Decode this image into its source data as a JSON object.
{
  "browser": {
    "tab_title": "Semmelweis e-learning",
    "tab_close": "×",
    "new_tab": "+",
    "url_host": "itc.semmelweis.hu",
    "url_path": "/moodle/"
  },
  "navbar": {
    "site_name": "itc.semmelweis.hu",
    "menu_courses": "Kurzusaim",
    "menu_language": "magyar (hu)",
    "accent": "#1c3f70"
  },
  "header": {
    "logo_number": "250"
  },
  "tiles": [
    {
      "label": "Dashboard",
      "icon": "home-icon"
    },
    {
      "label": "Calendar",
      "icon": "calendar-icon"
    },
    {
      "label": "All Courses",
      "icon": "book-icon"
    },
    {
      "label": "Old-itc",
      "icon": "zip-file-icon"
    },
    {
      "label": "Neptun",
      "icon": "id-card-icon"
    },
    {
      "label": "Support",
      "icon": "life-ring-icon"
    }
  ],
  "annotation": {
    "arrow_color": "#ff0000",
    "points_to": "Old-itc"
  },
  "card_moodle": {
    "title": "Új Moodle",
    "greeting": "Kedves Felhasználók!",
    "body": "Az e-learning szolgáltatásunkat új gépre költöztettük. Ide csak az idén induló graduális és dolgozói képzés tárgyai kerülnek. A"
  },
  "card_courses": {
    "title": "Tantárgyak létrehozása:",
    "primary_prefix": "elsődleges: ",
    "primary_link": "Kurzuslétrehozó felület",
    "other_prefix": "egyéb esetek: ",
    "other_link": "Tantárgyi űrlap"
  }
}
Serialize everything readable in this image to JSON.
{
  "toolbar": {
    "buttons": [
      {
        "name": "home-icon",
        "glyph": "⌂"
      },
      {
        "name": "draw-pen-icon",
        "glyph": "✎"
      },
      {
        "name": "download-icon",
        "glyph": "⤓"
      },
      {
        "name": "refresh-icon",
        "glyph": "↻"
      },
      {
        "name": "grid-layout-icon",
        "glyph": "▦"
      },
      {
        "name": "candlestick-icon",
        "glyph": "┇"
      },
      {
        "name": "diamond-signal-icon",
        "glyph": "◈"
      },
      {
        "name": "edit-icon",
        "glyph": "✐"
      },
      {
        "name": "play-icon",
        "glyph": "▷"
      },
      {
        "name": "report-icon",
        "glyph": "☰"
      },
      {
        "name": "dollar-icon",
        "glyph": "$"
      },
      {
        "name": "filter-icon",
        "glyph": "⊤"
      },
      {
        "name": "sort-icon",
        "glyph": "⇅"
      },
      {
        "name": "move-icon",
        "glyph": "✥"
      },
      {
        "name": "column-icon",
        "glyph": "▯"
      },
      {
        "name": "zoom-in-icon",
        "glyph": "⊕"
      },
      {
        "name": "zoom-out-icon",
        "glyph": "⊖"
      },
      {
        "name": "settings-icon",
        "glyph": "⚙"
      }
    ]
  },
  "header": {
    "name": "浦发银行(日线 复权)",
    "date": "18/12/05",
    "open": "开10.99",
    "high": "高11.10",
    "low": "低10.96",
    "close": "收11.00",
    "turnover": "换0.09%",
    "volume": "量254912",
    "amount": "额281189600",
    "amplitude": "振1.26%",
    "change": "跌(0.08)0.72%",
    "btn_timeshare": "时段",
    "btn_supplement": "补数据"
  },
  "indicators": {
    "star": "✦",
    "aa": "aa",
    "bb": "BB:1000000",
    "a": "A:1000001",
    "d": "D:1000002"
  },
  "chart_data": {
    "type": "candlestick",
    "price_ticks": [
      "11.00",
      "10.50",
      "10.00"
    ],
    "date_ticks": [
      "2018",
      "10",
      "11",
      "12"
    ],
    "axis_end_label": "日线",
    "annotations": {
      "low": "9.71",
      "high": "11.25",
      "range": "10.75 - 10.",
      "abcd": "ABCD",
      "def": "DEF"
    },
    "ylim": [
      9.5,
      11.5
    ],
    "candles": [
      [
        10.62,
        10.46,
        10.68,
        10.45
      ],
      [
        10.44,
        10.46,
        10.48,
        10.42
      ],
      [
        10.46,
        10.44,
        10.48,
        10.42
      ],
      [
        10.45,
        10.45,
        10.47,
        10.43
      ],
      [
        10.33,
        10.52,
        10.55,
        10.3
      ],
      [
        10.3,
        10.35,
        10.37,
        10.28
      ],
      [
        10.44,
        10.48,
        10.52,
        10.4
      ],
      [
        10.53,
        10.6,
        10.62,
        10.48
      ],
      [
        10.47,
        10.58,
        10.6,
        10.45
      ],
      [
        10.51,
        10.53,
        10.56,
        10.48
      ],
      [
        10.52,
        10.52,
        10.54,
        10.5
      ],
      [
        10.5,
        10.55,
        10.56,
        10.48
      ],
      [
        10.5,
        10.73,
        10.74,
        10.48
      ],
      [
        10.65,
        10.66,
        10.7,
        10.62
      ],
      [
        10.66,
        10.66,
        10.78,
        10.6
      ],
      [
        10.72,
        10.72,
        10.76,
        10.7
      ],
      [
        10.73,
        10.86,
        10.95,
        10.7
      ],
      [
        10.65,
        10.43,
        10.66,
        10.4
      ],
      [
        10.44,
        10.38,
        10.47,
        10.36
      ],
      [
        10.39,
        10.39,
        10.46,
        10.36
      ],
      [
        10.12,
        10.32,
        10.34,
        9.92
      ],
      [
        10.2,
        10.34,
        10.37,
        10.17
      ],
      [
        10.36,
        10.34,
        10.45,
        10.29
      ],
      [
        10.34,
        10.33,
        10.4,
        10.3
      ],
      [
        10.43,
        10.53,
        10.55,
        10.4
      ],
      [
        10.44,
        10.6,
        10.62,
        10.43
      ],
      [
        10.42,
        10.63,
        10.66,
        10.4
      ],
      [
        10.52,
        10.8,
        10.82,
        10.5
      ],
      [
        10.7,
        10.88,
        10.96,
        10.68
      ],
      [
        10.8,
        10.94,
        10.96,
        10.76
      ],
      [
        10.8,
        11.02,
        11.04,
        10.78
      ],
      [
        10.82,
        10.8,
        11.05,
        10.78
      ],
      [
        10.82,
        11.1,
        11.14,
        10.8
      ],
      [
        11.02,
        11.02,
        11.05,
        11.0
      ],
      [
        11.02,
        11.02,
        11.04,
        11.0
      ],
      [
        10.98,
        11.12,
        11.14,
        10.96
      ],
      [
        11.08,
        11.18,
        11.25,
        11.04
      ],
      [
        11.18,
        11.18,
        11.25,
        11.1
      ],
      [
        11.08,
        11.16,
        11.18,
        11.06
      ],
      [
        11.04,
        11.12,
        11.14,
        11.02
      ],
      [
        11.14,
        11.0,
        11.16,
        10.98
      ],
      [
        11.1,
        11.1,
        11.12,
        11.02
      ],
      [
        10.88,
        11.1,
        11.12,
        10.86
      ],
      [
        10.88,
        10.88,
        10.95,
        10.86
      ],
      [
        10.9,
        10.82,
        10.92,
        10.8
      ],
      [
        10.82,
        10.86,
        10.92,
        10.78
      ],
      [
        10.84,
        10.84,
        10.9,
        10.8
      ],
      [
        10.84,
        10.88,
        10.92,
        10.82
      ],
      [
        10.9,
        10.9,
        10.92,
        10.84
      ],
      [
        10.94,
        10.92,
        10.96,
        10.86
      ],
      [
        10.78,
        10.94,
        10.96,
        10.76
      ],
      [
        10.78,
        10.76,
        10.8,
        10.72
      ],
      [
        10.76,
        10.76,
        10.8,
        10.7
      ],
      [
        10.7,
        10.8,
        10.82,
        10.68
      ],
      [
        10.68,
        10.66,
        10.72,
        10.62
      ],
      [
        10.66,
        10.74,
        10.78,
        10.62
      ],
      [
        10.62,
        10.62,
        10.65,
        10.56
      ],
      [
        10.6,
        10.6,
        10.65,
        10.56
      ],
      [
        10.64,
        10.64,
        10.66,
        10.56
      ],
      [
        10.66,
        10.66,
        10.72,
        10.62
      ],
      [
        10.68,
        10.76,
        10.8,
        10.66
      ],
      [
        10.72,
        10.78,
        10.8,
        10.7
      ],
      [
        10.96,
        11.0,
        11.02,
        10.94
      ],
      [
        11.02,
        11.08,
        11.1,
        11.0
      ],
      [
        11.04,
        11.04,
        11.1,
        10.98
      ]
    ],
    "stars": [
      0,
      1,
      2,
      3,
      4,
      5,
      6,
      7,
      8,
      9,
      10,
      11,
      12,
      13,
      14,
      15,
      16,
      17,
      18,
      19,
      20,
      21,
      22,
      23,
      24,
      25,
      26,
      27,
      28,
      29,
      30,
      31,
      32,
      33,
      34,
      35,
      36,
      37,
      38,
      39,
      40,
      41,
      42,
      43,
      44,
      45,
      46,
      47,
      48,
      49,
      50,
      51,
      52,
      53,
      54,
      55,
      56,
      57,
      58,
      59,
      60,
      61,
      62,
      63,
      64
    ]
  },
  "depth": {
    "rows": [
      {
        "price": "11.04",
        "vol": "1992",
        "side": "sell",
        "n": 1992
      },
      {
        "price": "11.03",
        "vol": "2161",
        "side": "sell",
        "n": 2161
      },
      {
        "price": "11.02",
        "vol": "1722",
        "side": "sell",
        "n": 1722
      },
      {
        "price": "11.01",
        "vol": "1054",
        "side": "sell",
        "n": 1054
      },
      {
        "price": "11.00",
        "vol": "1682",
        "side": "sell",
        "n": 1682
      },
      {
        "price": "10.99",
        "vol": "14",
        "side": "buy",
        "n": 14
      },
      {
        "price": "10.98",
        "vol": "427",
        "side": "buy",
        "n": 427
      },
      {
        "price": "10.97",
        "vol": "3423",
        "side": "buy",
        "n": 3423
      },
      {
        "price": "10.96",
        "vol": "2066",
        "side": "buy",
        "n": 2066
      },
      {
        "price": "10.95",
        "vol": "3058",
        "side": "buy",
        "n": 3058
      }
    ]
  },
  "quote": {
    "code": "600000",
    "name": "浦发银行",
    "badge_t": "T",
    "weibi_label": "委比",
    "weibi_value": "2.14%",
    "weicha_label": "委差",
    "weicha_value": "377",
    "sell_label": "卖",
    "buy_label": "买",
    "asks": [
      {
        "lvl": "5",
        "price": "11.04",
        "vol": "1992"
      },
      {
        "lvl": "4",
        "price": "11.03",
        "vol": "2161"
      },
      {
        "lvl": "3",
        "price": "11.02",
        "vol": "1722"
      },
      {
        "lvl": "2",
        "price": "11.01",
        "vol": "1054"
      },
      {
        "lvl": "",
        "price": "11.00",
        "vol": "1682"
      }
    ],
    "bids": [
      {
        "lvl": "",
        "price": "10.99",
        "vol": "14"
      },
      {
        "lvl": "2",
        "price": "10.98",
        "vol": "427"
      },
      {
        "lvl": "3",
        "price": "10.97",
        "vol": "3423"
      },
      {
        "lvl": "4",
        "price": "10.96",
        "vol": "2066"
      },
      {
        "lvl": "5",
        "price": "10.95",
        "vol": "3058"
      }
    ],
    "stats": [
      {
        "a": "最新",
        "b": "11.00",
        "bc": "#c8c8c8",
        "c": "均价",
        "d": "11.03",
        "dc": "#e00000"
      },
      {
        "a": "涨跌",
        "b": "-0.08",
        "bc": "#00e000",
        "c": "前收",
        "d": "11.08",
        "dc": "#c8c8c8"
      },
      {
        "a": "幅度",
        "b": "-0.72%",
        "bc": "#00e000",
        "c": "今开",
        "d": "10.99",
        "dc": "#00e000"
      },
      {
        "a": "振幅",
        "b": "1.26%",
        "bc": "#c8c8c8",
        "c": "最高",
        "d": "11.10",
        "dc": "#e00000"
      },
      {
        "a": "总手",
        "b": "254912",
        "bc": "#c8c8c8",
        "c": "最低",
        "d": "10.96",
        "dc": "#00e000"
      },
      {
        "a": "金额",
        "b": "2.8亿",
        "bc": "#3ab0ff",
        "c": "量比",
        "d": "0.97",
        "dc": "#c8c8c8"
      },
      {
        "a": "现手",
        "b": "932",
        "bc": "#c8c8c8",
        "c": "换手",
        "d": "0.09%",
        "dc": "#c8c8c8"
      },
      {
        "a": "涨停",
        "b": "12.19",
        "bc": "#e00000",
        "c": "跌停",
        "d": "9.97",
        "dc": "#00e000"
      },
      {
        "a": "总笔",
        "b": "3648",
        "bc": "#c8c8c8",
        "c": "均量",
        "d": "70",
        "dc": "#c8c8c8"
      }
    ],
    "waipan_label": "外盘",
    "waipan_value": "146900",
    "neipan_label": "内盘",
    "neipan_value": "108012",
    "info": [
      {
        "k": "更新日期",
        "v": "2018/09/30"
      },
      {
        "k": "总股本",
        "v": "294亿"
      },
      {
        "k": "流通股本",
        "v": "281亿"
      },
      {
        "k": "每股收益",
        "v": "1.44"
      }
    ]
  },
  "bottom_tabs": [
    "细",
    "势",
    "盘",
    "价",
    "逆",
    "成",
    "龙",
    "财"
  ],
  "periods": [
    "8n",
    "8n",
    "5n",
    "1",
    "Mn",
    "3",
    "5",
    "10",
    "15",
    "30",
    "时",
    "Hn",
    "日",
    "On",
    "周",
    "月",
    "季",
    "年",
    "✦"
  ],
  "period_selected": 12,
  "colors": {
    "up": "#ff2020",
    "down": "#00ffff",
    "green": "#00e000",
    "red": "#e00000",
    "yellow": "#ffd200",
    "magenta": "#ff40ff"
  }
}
==
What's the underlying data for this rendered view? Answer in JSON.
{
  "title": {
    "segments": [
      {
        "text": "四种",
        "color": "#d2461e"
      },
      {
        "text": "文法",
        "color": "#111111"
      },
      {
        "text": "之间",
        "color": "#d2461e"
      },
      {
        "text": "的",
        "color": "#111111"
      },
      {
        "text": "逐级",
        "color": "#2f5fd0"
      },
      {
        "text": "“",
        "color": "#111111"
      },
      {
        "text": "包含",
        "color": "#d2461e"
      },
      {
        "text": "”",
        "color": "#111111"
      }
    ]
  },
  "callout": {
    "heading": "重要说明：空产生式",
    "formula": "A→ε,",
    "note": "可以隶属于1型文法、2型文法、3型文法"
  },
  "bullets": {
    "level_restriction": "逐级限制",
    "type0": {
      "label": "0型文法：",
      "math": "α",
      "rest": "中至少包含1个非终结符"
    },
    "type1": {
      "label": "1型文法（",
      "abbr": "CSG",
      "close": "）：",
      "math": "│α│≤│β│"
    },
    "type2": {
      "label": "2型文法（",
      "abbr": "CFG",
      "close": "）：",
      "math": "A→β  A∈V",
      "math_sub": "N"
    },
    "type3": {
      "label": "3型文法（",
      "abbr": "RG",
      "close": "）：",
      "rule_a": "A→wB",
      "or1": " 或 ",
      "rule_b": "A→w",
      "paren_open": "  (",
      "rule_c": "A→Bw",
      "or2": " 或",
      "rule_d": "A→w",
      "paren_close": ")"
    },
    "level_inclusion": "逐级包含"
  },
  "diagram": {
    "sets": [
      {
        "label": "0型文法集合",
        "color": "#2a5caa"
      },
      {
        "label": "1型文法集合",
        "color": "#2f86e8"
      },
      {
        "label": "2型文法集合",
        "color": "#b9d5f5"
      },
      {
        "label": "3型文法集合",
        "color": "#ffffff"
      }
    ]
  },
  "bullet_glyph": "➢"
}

▶ [Given exercise]
Of the lines in the listing above, how many hold the string "candlestick"? Reply with the number only.

▶ [Answer in full]
2